++++ Data provided

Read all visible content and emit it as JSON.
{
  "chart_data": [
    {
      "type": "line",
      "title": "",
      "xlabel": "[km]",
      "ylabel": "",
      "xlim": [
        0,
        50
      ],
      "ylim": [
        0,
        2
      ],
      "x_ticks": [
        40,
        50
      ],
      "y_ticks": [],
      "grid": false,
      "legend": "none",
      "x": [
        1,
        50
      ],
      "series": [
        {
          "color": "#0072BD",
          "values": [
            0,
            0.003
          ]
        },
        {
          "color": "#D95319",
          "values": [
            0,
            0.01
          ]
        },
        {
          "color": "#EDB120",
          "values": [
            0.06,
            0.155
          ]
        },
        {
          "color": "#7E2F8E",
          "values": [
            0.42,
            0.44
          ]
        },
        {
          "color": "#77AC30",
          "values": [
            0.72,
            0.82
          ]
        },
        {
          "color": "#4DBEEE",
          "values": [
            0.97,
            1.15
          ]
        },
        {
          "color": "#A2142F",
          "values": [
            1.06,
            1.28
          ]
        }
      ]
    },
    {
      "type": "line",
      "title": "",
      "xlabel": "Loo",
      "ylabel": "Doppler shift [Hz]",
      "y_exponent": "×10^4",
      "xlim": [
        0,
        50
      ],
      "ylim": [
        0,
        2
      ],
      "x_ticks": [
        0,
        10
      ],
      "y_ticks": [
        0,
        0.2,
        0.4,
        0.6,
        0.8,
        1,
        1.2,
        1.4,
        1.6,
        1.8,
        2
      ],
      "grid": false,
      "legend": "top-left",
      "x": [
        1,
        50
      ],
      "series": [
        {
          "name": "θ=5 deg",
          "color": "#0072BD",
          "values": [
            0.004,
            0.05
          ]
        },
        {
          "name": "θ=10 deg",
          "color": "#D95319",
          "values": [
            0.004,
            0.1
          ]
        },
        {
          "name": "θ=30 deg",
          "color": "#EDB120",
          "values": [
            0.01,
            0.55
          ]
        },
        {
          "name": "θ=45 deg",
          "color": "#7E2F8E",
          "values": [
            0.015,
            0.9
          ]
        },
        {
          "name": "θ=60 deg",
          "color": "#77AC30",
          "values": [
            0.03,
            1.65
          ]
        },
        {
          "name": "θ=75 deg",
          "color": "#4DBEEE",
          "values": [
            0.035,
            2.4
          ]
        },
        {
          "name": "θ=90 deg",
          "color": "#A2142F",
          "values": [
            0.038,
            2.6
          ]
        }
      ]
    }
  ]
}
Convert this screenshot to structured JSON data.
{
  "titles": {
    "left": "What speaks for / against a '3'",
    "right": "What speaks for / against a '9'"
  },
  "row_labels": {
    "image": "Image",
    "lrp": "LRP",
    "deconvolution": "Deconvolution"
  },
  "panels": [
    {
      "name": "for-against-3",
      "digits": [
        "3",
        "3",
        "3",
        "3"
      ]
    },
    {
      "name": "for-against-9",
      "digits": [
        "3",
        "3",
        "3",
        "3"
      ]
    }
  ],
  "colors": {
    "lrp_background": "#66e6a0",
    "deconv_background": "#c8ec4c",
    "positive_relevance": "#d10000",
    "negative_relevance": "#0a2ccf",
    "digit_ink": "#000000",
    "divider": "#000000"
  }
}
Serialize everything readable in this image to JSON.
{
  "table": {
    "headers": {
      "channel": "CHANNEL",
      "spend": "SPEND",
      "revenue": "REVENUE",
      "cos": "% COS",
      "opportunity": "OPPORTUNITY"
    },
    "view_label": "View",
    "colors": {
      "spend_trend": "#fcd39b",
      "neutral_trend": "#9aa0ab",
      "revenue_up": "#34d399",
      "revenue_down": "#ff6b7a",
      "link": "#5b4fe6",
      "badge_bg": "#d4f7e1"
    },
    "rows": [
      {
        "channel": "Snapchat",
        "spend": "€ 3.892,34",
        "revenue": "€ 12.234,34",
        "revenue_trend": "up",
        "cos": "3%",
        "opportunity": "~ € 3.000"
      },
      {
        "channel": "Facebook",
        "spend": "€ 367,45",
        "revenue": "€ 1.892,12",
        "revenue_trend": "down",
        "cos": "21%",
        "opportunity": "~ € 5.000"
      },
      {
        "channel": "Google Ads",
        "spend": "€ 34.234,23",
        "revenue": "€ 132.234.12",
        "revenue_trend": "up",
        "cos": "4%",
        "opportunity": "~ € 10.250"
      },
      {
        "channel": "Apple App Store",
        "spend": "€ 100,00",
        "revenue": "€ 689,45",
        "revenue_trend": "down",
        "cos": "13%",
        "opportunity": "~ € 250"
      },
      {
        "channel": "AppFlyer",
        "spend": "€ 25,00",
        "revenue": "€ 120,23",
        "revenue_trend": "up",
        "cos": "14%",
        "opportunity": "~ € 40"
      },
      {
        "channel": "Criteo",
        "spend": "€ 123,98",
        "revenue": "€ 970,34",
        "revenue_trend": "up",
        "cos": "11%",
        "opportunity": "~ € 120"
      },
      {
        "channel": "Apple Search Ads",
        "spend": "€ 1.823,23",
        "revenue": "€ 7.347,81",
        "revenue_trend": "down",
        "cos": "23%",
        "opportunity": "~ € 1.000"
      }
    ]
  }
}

++++++++

▶ **Written request**:
Copy the lines from the entries above in which the word "against" appears.

▶ **Exercise output**:
    "left": "What speaks for / against a '3'",
    "right": "What speaks for / against a '9'"
      "name": "for-against-3",
      "name": "for-against-9",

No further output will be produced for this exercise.